Excerpt provided:
Join us on Tuesday at 12 pm PT for the roundtable discussion “Cancel Culture in Journalism: When the Newsroom Becomes the Story” — a part of TheWrap’s multi-media series “Conversations on Cancel Culture.”
During this session, Danielle Belton (editor-in-chief of HuffPost), Gérard Biard (editor-in-chief of Charlie Hebdo), Susie Banikarim (former head of global newsgathering & EVP of Vice News) and Daryl Cagle (founder of Cagyle Cartoons, Inc) will join TheWrap’s editor-in-chief Sharon Waxman for an in-depth conversation about how cancel culture is manifesting itself in the newsroom, from free speech and accountability to the real-life violence that has also ensued.
On Friday at 4 pm PT, audiences are invited to tune into an encore audio stream and follow-up discussion exclusively on Clubhouse.
This conversation is the first of four in a series of roundtables titled “Conversations on Cancel Culture,” presented by TheWrap. Starting May 25 for four weeks, TheWrap will livestream a roundtable discussion every Tuesday at 12pm PT on one of the following topics: journalism, film criticism, comedy and rehabilitation from cancel culture.
Additional featured speakers in the series include film critics Ann Hornaday (Washington Post) and Michael Phillips (Chicago Tribune), comedians Maz Jobrani, Jim Norton and Lala Milan along with crisis PR manager Matthew Hiltzik. The conversations will be moderated by top Wrap editors and guest moderator Stephen Galloway.
PANELIST BIOS:
Danielle Belton is the Editor-in-Chief of HuffPost. Prior she was the Editor-in-Chief of the leading black interest news site, The Root. Before joining The Root, Danielle was Editor-At-Large for black women’s news site Clutch Magazine Online, and was the first black woman to lead a writer’s room in late-night as the head writer for BET Networks’ NAACP Image Award-nominated talk show, “Don’t Sleep.”
Gérard Biard is the editor-in-chief of the satirical French news magazine Charlie Hebdo. Gérard has been associated with Charlie Hebdo since 1992, when it was relaunched after a 10-year hiatus. He was in London for a conference when Charlie Hebdo’s Paris office was targeted in a January 2015 terrorist attack, in which 12 people were killed and 11 were injured.

Material provided:
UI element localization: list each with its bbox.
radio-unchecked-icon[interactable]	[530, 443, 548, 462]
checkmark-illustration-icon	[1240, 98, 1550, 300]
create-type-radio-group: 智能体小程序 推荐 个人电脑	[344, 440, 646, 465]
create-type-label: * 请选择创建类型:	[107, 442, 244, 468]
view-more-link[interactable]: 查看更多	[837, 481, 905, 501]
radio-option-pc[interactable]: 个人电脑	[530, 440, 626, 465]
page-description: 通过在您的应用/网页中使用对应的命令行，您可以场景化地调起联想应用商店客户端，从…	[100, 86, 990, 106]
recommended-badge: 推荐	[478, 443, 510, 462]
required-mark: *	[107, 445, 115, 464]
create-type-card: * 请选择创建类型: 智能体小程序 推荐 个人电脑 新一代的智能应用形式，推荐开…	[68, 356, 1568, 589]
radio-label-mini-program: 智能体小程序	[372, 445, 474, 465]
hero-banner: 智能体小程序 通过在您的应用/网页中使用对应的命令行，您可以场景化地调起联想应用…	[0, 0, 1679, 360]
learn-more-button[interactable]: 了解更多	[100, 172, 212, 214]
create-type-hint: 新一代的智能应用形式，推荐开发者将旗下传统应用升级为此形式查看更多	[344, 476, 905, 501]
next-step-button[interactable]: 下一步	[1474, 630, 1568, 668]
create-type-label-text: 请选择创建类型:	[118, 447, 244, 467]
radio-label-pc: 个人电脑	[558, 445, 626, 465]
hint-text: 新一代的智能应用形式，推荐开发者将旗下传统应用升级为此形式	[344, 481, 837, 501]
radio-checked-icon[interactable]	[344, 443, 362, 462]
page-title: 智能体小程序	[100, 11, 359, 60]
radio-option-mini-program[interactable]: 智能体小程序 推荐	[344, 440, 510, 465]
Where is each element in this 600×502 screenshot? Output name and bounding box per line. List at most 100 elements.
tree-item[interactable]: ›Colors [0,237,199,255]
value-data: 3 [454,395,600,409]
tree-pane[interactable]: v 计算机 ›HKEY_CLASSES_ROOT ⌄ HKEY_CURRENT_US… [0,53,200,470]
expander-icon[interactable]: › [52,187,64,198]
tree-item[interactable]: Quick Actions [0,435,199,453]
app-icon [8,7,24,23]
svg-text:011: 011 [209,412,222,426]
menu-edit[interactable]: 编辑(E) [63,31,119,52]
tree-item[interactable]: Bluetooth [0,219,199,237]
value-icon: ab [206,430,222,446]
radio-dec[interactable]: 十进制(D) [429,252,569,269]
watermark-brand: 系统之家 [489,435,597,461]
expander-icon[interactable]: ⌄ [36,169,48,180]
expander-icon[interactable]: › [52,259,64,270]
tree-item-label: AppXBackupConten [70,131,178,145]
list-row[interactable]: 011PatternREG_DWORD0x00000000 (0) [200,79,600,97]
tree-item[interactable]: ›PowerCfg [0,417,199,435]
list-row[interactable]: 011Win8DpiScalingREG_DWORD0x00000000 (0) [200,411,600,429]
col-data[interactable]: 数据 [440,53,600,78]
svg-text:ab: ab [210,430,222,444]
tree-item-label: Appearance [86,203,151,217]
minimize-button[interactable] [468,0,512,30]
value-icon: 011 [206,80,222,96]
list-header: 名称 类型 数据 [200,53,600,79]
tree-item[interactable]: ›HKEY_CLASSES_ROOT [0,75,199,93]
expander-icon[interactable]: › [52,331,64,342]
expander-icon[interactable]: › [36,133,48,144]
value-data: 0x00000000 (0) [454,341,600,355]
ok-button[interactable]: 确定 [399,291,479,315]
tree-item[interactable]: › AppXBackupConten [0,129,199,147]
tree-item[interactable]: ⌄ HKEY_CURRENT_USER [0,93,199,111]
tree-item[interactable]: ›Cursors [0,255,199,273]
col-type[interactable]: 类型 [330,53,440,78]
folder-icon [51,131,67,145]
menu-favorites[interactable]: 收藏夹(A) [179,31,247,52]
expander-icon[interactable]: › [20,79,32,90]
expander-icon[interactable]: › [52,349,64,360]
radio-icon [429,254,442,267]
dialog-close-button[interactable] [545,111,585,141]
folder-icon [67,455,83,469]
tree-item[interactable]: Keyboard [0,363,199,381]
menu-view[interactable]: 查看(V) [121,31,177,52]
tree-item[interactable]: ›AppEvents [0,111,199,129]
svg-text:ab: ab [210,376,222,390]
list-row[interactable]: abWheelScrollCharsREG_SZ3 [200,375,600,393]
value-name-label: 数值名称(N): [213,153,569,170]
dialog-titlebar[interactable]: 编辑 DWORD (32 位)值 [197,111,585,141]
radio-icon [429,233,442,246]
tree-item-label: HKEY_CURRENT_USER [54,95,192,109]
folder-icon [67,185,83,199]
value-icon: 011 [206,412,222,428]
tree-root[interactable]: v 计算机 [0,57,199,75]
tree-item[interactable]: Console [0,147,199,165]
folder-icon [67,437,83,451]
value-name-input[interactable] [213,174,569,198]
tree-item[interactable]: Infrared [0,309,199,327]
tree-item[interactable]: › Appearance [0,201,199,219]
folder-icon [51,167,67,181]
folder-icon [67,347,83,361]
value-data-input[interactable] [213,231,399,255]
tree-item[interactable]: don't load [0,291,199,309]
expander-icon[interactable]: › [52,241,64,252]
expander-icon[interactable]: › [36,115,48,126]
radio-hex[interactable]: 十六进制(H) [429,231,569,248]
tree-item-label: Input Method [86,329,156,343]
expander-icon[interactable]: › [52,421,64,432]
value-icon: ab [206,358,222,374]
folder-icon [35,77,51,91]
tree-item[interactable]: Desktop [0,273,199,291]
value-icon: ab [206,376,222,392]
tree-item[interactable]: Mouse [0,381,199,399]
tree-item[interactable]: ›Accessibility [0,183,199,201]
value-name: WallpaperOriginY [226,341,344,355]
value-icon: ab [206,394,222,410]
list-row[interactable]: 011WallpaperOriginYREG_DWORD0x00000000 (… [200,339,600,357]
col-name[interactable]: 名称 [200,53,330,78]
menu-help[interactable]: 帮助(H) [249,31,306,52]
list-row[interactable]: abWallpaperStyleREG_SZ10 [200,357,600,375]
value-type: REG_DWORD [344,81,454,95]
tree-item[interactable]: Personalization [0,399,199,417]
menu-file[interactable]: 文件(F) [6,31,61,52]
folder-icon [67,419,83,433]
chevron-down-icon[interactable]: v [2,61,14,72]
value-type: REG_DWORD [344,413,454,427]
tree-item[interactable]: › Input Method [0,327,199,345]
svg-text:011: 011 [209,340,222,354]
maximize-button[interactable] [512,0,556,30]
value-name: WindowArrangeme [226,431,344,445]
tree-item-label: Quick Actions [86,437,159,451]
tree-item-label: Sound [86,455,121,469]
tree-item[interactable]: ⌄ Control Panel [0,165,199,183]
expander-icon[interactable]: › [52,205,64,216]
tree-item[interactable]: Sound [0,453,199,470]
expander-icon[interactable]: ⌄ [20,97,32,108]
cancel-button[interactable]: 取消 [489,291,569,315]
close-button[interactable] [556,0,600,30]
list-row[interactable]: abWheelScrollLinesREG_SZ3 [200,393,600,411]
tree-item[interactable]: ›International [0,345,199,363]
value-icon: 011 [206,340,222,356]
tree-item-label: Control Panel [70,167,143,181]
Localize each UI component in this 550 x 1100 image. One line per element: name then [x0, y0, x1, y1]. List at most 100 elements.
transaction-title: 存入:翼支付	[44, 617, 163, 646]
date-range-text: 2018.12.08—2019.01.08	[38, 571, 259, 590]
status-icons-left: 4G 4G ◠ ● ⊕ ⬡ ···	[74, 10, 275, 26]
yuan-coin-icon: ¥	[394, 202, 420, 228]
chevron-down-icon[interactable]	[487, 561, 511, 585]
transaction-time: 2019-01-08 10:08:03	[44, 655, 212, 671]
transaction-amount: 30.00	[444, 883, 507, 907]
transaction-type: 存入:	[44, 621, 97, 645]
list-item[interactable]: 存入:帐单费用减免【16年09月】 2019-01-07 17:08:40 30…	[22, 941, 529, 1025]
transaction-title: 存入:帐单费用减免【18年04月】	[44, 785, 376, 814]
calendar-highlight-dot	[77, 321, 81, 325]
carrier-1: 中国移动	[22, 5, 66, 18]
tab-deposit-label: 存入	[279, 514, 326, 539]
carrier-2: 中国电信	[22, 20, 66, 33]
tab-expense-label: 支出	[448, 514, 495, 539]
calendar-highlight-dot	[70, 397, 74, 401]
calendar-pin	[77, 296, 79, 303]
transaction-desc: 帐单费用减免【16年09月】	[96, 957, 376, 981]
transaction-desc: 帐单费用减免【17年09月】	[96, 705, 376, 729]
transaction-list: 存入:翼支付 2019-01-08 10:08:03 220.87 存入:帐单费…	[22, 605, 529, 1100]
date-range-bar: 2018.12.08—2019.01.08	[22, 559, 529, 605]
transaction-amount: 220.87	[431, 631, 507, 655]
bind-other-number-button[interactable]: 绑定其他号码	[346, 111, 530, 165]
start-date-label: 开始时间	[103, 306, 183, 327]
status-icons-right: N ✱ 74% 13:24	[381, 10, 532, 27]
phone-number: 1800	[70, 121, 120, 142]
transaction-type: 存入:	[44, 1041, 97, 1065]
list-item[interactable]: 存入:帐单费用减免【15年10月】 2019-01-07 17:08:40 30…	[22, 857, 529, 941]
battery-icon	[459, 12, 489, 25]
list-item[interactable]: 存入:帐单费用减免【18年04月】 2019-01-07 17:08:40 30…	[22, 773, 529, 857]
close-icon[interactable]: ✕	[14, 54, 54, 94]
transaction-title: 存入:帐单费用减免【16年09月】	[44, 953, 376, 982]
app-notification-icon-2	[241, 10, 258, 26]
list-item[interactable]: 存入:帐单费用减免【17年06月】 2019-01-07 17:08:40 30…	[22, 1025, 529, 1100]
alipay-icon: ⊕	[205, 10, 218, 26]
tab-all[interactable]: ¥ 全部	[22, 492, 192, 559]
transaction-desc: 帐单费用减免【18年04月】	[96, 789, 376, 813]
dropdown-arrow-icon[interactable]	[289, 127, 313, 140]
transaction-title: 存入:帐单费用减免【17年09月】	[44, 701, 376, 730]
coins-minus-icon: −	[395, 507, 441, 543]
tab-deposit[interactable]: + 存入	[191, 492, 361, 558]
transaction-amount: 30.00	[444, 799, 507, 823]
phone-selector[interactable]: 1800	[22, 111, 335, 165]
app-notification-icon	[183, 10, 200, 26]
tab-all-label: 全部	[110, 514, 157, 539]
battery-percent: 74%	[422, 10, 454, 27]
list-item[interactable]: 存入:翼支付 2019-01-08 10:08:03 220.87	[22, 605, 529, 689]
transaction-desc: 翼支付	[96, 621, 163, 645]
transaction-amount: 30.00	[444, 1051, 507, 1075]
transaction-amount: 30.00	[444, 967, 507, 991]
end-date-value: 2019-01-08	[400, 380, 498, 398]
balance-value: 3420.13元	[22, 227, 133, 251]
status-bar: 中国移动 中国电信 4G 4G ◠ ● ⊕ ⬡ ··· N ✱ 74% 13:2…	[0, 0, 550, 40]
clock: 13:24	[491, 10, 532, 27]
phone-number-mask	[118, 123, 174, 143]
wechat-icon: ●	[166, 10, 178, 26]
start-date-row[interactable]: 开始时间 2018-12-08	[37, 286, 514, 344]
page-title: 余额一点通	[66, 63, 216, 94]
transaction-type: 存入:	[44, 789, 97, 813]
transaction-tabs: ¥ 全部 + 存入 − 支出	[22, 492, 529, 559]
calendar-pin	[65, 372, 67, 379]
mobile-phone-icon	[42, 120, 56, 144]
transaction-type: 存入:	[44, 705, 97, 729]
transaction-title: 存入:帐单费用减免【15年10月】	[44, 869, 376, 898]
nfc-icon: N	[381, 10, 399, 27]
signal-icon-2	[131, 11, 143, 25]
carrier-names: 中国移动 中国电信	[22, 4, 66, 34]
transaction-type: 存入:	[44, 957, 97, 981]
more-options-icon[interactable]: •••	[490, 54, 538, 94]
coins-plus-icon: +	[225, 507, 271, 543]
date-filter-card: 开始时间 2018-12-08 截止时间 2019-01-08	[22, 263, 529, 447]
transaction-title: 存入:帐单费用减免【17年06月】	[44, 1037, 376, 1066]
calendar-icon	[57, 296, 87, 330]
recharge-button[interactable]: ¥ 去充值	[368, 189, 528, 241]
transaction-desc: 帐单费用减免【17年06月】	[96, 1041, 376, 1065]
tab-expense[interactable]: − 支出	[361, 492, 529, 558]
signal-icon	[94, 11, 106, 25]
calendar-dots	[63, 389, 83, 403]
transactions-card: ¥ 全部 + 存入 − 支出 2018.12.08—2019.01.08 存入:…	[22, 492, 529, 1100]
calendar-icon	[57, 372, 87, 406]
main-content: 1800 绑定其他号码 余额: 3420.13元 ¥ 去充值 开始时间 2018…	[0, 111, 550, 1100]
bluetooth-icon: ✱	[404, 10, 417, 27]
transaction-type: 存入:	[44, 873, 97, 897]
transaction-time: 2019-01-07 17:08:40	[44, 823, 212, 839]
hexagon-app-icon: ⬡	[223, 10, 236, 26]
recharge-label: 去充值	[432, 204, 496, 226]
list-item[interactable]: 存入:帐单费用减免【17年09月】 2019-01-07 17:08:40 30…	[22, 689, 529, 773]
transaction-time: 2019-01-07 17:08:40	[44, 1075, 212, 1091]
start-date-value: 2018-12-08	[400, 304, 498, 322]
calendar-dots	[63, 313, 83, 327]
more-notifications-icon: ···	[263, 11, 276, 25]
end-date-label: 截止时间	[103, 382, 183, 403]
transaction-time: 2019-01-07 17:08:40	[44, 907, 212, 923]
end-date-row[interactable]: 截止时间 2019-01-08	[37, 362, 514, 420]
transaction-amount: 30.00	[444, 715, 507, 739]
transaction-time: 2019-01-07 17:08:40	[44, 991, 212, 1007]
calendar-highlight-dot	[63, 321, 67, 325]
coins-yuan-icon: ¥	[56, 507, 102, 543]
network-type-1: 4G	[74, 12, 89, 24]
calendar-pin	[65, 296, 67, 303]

Required work:
[a] Answer these questions using the announcement about the cancel culture roundtables:
(i) At what time on Friday does the encore audio stream begin?
(ii) On what date does the roundtable series start?
(iii) Since what year has Gérard Biard been associated with Charlie Hebdo?
[b] Retype the announcement about the cancel culture roundtables from "Additional featured speakers" up to and including "moderator Stephen Galloway.".

Results of the exercise:
[a]
(i) 4 pm PT
(ii) May 25
(iii) 1992

[b]
Additional featured speakers in the series include film critics Ann Hornaday (Washington Post) and Michael Phillips (Chicago Tribune), comedians Maz Jobrani, Jim Norton and Lala Milan along with crisis PR manager Matthew Hiltzik. The conversations will be moderated by top Wrap editors and guest moderator Stephen Galloway.